** start Dataset entries **
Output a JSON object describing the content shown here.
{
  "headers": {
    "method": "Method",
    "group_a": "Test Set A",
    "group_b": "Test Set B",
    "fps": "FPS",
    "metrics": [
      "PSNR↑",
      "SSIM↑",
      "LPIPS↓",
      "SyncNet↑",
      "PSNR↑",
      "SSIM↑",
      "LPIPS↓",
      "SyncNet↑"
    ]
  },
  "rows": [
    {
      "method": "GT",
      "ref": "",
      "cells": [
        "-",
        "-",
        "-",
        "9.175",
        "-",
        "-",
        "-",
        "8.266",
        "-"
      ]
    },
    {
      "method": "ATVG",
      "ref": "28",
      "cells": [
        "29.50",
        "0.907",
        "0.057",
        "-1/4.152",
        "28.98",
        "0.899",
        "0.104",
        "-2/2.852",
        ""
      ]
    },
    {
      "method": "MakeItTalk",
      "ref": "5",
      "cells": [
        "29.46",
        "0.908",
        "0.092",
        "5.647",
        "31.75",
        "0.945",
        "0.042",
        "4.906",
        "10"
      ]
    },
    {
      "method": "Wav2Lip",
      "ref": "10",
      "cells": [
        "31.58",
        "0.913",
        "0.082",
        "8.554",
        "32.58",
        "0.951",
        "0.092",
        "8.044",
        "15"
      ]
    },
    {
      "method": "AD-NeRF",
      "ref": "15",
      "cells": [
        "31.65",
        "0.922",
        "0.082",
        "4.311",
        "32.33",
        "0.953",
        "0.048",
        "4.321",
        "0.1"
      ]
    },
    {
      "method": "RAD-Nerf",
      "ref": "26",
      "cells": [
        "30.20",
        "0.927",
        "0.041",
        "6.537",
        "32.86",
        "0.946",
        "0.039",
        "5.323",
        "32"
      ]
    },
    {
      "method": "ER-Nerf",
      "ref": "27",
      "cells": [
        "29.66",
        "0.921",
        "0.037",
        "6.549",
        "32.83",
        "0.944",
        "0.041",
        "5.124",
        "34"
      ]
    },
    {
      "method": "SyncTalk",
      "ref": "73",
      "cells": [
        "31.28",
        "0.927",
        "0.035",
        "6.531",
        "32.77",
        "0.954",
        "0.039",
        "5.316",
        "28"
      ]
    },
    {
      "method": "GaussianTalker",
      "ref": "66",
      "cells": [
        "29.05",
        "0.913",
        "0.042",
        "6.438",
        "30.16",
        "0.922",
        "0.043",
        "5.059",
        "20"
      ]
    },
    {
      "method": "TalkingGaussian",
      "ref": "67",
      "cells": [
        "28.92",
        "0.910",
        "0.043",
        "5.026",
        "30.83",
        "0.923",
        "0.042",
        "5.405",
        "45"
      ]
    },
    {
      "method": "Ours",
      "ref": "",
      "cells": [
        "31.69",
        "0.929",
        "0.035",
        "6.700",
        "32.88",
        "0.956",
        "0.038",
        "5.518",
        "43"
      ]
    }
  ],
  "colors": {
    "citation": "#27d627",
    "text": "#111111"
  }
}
** end Dataset entries **
** start Dataset entries **
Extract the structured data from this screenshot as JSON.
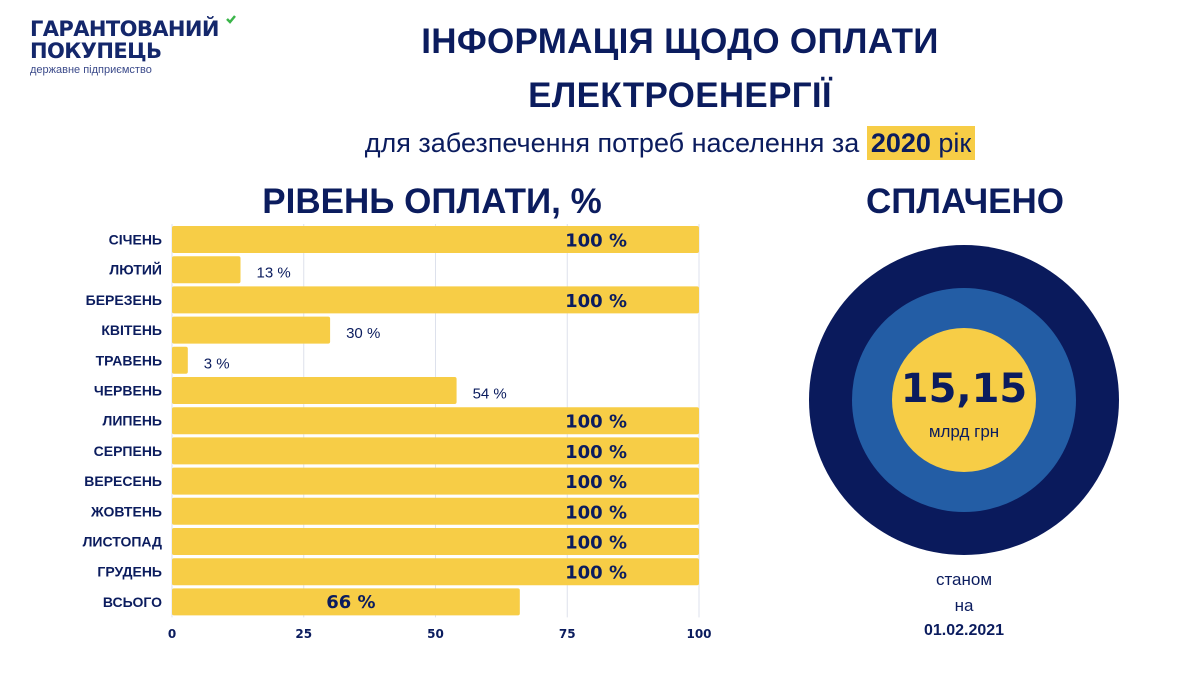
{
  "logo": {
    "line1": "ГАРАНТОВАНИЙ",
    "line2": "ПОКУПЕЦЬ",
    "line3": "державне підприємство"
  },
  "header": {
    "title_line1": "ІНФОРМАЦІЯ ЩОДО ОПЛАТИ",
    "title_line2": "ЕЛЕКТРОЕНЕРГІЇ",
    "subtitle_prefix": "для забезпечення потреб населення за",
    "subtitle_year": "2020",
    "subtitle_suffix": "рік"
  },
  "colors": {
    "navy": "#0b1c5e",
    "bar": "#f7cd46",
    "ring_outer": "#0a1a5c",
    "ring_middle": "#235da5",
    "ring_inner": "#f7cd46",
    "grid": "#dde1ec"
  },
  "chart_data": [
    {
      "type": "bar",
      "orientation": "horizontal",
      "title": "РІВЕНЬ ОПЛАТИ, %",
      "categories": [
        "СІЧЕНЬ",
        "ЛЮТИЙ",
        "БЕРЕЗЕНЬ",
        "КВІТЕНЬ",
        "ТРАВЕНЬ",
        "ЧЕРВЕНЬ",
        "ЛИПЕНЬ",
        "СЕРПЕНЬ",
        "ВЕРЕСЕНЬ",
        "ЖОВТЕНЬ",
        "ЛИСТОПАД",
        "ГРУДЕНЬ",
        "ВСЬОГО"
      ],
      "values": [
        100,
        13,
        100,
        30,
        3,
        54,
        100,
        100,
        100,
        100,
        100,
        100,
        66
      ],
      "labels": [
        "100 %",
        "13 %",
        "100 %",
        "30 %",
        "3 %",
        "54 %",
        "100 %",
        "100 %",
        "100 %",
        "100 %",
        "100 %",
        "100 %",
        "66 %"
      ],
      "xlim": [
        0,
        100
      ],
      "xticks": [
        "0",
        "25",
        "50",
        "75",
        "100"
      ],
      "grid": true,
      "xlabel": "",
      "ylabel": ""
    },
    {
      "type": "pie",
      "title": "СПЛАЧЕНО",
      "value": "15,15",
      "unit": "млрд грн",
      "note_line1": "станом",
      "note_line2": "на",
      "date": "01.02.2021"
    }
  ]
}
** end Dataset entries **
→ Stated task: Whenever "method" turns up in a line, pick that line out.

→ Task response:
    "method": "Method",
      "method": "GT",
      "method": "ATVG",
      "method": "MakeItTalk",
      "method": "Wav2Lip",
      "method": "AD-NeRF",
      "method": "RAD-Nerf",
      "method": "ER-Nerf",
      "method": "SyncTalk",
      "method": "GaussianTalker",
      "method": "TalkingGaussian",
      "method": "Ours",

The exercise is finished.